Repeat the material exactly, every line of it.
===== Information provided
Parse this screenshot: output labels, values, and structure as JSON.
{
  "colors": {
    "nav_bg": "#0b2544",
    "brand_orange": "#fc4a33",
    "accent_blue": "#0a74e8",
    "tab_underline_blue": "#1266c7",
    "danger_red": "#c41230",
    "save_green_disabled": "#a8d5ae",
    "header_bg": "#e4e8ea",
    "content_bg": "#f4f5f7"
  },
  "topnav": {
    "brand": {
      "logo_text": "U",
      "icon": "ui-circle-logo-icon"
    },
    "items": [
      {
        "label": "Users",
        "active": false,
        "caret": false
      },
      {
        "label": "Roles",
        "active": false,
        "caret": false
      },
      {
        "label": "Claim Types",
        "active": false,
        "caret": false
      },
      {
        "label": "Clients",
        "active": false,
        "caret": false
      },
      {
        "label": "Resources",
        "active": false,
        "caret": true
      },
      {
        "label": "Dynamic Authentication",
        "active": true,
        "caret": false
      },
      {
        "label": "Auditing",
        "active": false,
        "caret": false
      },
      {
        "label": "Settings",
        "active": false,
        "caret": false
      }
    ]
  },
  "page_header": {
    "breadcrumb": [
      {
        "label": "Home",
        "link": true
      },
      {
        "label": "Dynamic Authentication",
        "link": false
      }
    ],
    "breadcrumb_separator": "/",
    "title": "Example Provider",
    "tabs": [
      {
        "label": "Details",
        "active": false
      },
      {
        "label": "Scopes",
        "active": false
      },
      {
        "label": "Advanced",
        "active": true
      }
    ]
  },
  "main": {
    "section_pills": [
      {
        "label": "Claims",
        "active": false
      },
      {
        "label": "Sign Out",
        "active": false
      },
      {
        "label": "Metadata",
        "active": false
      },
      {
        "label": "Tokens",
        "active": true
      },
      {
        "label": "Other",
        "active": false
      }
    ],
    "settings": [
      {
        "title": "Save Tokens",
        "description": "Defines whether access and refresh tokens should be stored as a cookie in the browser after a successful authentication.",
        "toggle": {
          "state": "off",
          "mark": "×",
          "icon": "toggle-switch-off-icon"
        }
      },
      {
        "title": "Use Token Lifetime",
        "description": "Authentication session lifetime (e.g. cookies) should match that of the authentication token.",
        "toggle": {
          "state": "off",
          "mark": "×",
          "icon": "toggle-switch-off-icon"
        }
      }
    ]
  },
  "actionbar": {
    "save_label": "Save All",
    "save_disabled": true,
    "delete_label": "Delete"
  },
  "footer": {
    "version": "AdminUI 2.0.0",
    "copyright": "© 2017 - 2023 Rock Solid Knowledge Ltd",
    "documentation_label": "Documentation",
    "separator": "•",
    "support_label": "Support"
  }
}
==========
◆ **Solution to the exercise**
Parse this screenshot: output labels, values, and structure as JSON.
{
  "colors": {
    "nav_bg": "#0b2544",
    "brand_orange": "#fc4a33",
    "accent_blue": "#0a74e8",
    "tab_underline_blue": "#1266c7",
    "danger_red": "#c41230",
    "save_green_disabled": "#a8d5ae",
    "header_bg": "#e4e8ea",
    "content_bg": "#f4f5f7"
  },
  "topnav": {
    "brand": {
      "logo_text": "U",
      "icon": "ui-circle-logo-icon"
    },
    "items": [
      {
        "label": "Users",
        "active": false,
        "caret": false
      },
      {
        "label": "Roles",
        "active": false,
        "caret": false
      },
      {
        "label": "Claim Types",
        "active": false,
        "caret": false
      },
      {
        "label": "Clients",
        "active": false,
        "caret": false
      },
      {
        "label": "Resources",
        "active": false,
        "caret": true
      },
      {
        "label": "Dynamic Authentication",
        "active": true,
        "caret": false
      },
      {
        "label": "Auditing",
        "active": false,
        "caret": false
      },
      {
        "label": "Settings",
        "active": false,
        "caret": false
      }
    ]
  },
  "page_header": {
    "breadcrumb": [
      {
        "label": "Home",
        "link": true
      },
      {
        "label": "Dynamic Authentication",
        "link": false
      }
    ],
    "breadcrumb_separator": "/",
    "title": "Example Provider",
    "tabs": [
      {
        "label": "Details",
        "active": false
      },
      {
        "label": "Scopes",
        "active": false
      },
      {
        "label": "Advanced",
        "active": true
      }
    ]
  },
  "main": {
    "section_pills": [
      {
        "label": "Claims",
        "active": false
      },
      {
        "label": "Sign Out",
        "active": false
      },
      {
        "label": "Metadata",
        "active": false
      },
      {
        "label": "Tokens",
        "active": true
      },
      {
        "label": "Other",
        "active": false
      }
    ],
    "settings": [
      {
        "title": "Save Tokens",
        "description": "Defines whether access and refresh tokens should be stored as a cookie in the browser after a successful authentication.",
        "toggle": {
          "state": "off",
          "mark": "×",
          "icon": "toggle-switch-off-icon"
        }
      },
      {
        "title": "Use Token Lifetime",
        "description": "Authentication session lifetime (e.g. cookies) should match that of the authentication token.",
        "toggle": {
          "state": "off",
          "mark": "×",
          "icon": "toggle-switch-off-icon"
        }
      }
    ]
  },
  "actionbar": {
    "save_label": "Save All",
    "save_disabled": true,
    "delete_label": "Delete"
  },
  "footer": {
    "version": "AdminUI 2.0.0",
    "copyright": "© 2017 - 2023 Rock Solid Knowledge Ltd",
    "documentation_label": "Documentation",
    "separator": "•",
    "support_label": "Support"
  }
}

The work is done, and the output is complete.